◆ Records shown:
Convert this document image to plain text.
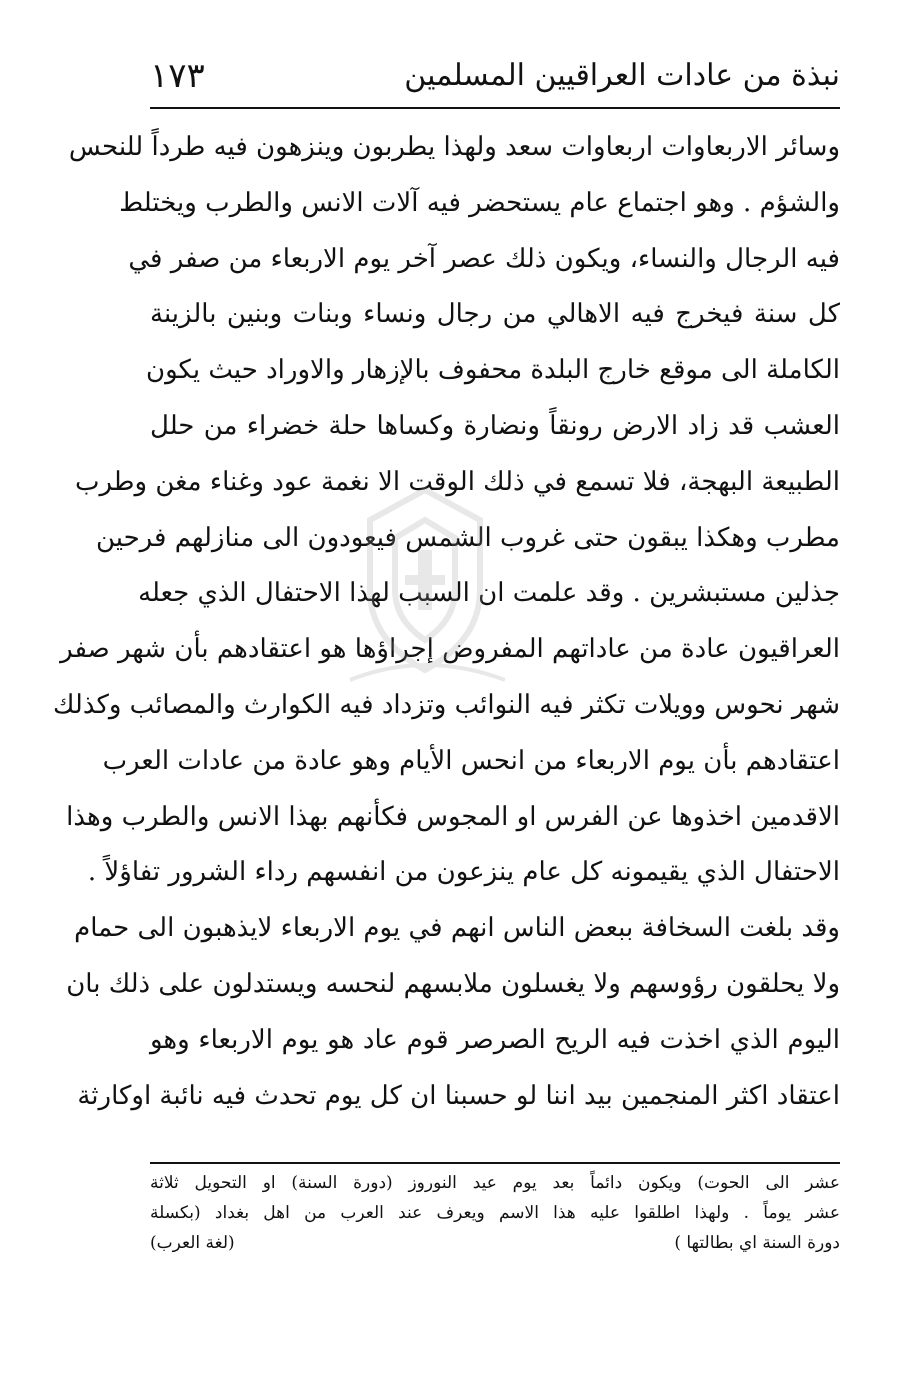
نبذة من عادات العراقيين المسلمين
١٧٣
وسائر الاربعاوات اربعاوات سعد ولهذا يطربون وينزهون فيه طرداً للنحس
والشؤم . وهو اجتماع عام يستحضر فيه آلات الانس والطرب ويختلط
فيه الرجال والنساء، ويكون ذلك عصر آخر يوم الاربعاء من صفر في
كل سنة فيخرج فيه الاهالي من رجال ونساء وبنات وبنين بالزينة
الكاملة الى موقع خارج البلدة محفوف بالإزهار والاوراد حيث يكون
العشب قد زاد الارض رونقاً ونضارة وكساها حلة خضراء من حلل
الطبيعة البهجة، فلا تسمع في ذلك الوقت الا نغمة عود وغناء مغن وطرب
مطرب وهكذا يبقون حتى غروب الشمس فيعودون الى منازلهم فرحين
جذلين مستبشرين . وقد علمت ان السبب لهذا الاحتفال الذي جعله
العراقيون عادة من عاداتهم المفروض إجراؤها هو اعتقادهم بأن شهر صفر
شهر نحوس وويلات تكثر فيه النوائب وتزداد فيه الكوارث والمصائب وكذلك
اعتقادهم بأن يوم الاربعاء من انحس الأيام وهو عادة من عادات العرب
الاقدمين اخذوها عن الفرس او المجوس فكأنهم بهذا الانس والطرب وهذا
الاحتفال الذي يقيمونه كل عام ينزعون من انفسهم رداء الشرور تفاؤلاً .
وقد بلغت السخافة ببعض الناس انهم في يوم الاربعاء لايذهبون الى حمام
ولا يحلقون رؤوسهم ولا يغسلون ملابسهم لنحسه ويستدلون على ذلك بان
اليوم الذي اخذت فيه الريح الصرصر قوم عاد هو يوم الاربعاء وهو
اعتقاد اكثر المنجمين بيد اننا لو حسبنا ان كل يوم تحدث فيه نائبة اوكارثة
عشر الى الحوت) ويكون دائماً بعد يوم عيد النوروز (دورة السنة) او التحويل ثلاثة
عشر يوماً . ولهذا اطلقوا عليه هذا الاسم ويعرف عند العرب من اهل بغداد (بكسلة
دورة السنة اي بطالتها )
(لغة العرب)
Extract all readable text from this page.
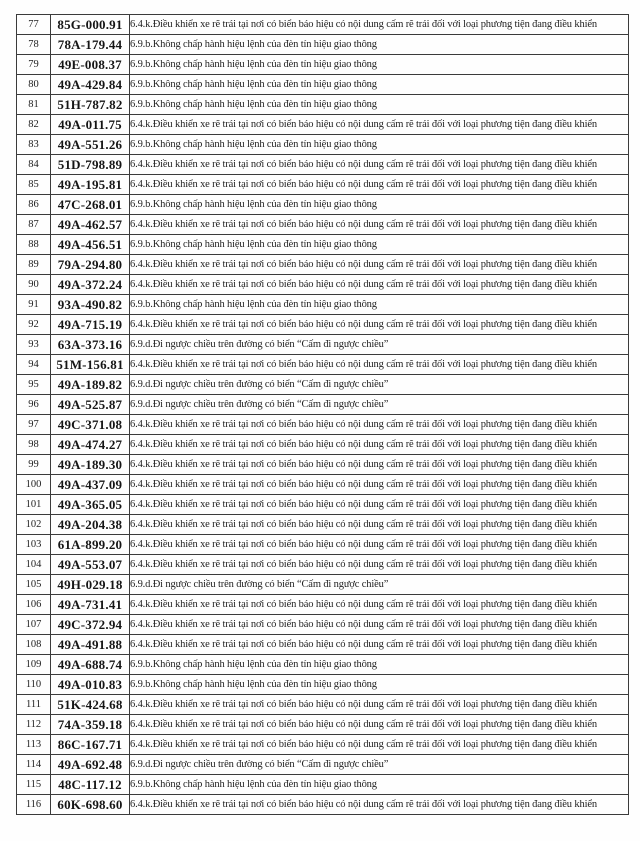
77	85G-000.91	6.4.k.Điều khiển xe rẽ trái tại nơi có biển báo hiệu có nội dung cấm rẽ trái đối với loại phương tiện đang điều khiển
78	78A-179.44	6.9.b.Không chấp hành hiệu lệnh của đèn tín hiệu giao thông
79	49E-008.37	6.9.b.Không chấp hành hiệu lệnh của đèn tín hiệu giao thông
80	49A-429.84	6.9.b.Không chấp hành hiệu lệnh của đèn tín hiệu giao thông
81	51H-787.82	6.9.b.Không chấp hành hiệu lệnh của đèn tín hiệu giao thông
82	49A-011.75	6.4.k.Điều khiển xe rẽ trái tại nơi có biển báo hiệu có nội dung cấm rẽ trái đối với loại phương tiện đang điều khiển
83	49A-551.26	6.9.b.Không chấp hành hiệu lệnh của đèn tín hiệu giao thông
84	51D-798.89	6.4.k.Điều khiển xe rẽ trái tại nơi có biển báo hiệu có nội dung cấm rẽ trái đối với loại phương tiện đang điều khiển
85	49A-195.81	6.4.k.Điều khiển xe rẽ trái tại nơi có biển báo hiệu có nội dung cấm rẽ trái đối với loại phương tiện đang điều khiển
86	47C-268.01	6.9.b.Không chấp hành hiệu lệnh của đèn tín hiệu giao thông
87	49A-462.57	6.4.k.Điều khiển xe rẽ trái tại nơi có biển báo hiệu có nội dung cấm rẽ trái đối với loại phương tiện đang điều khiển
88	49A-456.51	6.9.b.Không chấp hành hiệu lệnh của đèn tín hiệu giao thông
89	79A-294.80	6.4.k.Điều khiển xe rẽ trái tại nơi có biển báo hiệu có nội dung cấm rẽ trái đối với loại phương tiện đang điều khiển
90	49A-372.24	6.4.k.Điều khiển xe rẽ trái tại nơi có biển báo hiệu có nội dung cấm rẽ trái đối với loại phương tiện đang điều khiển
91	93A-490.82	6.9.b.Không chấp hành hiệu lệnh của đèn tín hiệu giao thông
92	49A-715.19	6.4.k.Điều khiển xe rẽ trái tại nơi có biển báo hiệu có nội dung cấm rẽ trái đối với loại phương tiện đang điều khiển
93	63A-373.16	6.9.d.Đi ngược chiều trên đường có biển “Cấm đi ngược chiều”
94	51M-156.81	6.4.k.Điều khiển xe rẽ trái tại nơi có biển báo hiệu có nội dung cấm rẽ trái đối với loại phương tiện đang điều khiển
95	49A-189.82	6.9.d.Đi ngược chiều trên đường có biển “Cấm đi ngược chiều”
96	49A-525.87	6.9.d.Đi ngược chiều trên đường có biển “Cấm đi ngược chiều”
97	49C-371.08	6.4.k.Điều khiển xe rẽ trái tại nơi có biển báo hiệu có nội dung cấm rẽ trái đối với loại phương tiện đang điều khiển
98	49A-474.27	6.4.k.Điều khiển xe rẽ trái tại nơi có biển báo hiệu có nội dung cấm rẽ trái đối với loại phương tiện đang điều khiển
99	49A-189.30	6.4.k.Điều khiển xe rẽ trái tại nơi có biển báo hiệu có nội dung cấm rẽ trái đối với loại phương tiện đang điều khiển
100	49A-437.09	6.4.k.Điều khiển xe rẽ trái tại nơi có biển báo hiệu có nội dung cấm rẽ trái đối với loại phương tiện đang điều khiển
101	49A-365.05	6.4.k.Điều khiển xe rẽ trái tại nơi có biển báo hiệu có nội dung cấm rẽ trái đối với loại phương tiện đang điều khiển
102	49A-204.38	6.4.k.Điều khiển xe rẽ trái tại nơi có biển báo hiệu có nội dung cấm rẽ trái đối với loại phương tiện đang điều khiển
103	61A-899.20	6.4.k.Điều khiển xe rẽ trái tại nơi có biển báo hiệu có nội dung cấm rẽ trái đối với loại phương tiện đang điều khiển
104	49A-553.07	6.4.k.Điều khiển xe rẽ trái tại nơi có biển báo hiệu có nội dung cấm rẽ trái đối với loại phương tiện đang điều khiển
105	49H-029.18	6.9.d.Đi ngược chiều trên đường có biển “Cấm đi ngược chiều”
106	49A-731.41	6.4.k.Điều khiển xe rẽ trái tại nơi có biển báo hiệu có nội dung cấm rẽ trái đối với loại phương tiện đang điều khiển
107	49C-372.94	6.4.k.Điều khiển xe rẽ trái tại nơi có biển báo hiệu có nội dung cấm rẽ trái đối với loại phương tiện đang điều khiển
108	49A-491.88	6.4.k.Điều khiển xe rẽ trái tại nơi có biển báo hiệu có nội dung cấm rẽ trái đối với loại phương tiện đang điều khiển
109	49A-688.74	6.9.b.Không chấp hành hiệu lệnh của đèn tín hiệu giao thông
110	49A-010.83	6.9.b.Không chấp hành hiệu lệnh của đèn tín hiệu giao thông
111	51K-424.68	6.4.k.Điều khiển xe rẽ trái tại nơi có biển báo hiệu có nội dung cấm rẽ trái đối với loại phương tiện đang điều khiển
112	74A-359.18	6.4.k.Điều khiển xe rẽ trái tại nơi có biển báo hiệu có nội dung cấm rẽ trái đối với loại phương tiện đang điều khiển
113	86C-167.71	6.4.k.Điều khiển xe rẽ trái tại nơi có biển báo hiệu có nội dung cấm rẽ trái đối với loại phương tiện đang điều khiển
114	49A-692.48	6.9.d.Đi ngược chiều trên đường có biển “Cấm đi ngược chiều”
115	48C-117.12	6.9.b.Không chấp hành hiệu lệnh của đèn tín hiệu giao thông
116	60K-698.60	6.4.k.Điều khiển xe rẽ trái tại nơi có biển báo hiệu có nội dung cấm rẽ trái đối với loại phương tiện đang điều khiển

◆ Directions for this task: Using the data above, copy each line that contains "hành".

◆ Response to this exercise:
78	78A-179.44	6.9.b.Không chấp hành hiệu lệnh của đèn tín hiệu giao thông
79	49E-008.37	6.9.b.Không chấp hành hiệu lệnh của đèn tín hiệu giao thông
80	49A-429.84	6.9.b.Không chấp hành hiệu lệnh của đèn tín hiệu giao thông
81	51H-787.82	6.9.b.Không chấp hành hiệu lệnh của đèn tín hiệu giao thông
83	49A-551.26	6.9.b.Không chấp hành hiệu lệnh của đèn tín hiệu giao thông
86	47C-268.01	6.9.b.Không chấp hành hiệu lệnh của đèn tín hiệu giao thông
88	49A-456.51	6.9.b.Không chấp hành hiệu lệnh của đèn tín hiệu giao thông
91	93A-490.82	6.9.b.Không chấp hành hiệu lệnh của đèn tín hiệu giao thông
109	49A-688.74	6.9.b.Không chấp hành hiệu lệnh của đèn tín hiệu giao thông
110	49A-010.83	6.9.b.Không chấp hành hiệu lệnh của đèn tín hiệu giao thông
115	48C-117.12	6.9.b.Không chấp hành hiệu lệnh của đèn tín hiệu giao thông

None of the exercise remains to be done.